(Items listed in a dataset)
────────────────

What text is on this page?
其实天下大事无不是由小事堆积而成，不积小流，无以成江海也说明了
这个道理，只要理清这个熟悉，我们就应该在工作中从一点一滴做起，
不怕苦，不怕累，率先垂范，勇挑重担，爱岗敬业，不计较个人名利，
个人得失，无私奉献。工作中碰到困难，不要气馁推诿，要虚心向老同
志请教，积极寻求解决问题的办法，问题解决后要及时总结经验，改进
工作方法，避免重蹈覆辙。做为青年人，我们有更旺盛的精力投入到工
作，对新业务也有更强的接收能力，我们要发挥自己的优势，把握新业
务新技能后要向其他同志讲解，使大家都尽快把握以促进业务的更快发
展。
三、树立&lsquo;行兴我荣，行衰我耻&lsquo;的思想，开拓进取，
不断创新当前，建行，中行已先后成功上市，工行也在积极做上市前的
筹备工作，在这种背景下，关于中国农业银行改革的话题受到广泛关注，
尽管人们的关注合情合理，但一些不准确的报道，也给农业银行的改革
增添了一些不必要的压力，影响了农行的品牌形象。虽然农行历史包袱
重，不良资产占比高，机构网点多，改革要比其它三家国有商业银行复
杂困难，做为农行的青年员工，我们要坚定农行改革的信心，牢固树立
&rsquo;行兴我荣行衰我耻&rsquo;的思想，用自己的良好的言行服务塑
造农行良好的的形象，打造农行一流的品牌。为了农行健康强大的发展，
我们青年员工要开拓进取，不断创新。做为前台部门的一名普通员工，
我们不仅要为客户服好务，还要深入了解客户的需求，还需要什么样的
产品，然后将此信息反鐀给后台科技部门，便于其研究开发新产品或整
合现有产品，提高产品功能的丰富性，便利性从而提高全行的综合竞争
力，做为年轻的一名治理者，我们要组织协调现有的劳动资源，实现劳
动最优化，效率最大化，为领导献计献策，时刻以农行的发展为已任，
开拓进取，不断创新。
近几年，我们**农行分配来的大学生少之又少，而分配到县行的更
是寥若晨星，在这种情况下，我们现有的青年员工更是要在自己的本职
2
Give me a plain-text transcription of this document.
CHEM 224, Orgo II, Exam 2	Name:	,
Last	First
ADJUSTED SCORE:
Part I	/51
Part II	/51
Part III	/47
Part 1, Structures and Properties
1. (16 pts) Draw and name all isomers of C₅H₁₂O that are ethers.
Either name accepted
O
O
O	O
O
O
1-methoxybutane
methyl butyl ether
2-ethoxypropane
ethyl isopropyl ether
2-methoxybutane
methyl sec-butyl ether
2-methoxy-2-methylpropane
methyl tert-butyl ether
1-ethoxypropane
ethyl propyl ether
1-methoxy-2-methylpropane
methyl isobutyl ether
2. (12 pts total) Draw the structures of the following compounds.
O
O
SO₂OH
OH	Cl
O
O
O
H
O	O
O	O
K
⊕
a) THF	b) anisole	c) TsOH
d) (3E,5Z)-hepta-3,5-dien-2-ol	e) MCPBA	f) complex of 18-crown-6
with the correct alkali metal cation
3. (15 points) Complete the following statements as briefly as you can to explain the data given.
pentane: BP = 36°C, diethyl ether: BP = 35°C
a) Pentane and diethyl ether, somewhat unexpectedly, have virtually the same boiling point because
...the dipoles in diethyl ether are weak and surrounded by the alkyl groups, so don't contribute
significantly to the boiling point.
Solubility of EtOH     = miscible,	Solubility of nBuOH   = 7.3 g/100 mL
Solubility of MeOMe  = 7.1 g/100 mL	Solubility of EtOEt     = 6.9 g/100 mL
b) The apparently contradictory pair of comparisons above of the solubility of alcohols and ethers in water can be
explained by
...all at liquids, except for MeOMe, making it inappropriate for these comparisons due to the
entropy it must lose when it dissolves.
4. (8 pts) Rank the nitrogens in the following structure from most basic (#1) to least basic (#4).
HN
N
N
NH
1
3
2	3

────────────────

> **Given instruction**:
Output the lines above verbatim and in full.

> **Result for this exercise**:
What text is on this page?
其实天下大事无不是由小事堆积而成，不积小流，无以成江海也说明了
这个道理，只要理清这个熟悉，我们就应该在工作中从一点一滴做起，
不怕苦，不怕累，率先垂范，勇挑重担，爱岗敬业，不计较个人名利，
个人得失，无私奉献。工作中碰到困难，不要气馁推诿，要虚心向老同
志请教，积极寻求解决问题的办法，问题解决后要及时总结经验，改进
工作方法，避免重蹈覆辙。做为青年人，我们有更旺盛的精力投入到工
作，对新业务也有更强的接收能力，我们要发挥自己的优势，把握新业
务新技能后要向其他同志讲解，使大家都尽快把握以促进业务的更快发
展。
三、树立&lsquo;行兴我荣，行衰我耻&lsquo;的思想，开拓进取，
不断创新当前，建行，中行已先后成功上市，工行也在积极做上市前的
筹备工作，在这种背景下，关于中国农业银行改革的话题受到广泛关注，
尽管人们的关注合情合理，但一些不准确的报道，也给农业银行的改革
增添了一些不必要的压力，影响了农行的品牌形象。虽然农行历史包袱
重，不良资产占比高，机构网点多，改革要比其它三家国有商业银行复
杂困难，做为农行的青年员工，我们要坚定农行改革的信心，牢固树立
&rsquo;行兴我荣行衰我耻&rsquo;的思想，用自己的良好的言行服务塑
造农行良好的的形象，打造农行一流的品牌。为了农行健康强大的发展，
我们青年员工要开拓进取，不断创新。做为前台部门的一名普通员工，
我们不仅要为客户服好务，还要深入了解客户的需求，还需要什么样的
产品，然后将此信息反鐀给后台科技部门，便于其研究开发新产品或整
合现有产品，提高产品功能的丰富性，便利性从而提高全行的综合竞争
力，做为年轻的一名治理者，我们要组织协调现有的劳动资源，实现劳
动最优化，效率最大化，为领导献计献策，时刻以农行的发展为已任，
开拓进取，不断创新。
近几年，我们**农行分配来的大学生少之又少，而分配到县行的更
是寥若晨星，在这种情况下，我们现有的青年员工更是要在自己的本职
2
Give me a plain-text transcription of this document.
CHEM 224, Orgo II, Exam 2	Name:	,
Last	First
ADJUSTED SCORE:
Part I	/51
Part II	/51
Part III	/47
Part 1, Structures and Properties
1. (16 pts) Draw and name all isomers of C₅H₁₂O that are ethers.
Either name accepted
O
O
O	O
O
O
1-methoxybutane
methyl butyl ether
2-ethoxypropane
ethyl isopropyl ether
2-methoxybutane
methyl sec-butyl ether
2-methoxy-2-methylpropane
methyl tert-butyl ether
1-ethoxypropane
ethyl propyl ether
1-methoxy-2-methylpropane
methyl isobutyl ether
2. (12 pts total) Draw the structures of the following compounds.
O
O
SO₂OH
OH	Cl
O
O
O
H
O	O
O	O
K
⊕
a) THF	b) anisole	c) TsOH
d) (3E,5Z)-hepta-3,5-dien-2-ol	e) MCPBA	f) complex of 18-crown-6
with the correct alkali metal cation
3. (15 points) Complete the following statements as briefly as you can to explain the data given.
pentane: BP = 36°C, diethyl ether: BP = 35°C
a) Pentane and diethyl ether, somewhat unexpectedly, have virtually the same boiling point because
...the dipoles in diethyl ether are weak and surrounded by the alkyl groups, so don't contribute
significantly to the boiling point.
Solubility of EtOH     = miscible,	Solubility of nBuOH   = 7.3 g/100 mL
Solubility of MeOMe  = 7.1 g/100 mL	Solubility of EtOEt     = 6.9 g/100 mL
b) The apparently contradictory pair of comparisons above of the solubility of alcohols and ethers in water can be
explained by
...all at liquids, except for MeOMe, making it inappropriate for these comparisons due to the
entropy it must lose when it dissolves.
4. (8 pts) Rank the nitrogens in the following structure from most basic (#1) to least basic (#4).
HN
N
N
NH
1
3
2	3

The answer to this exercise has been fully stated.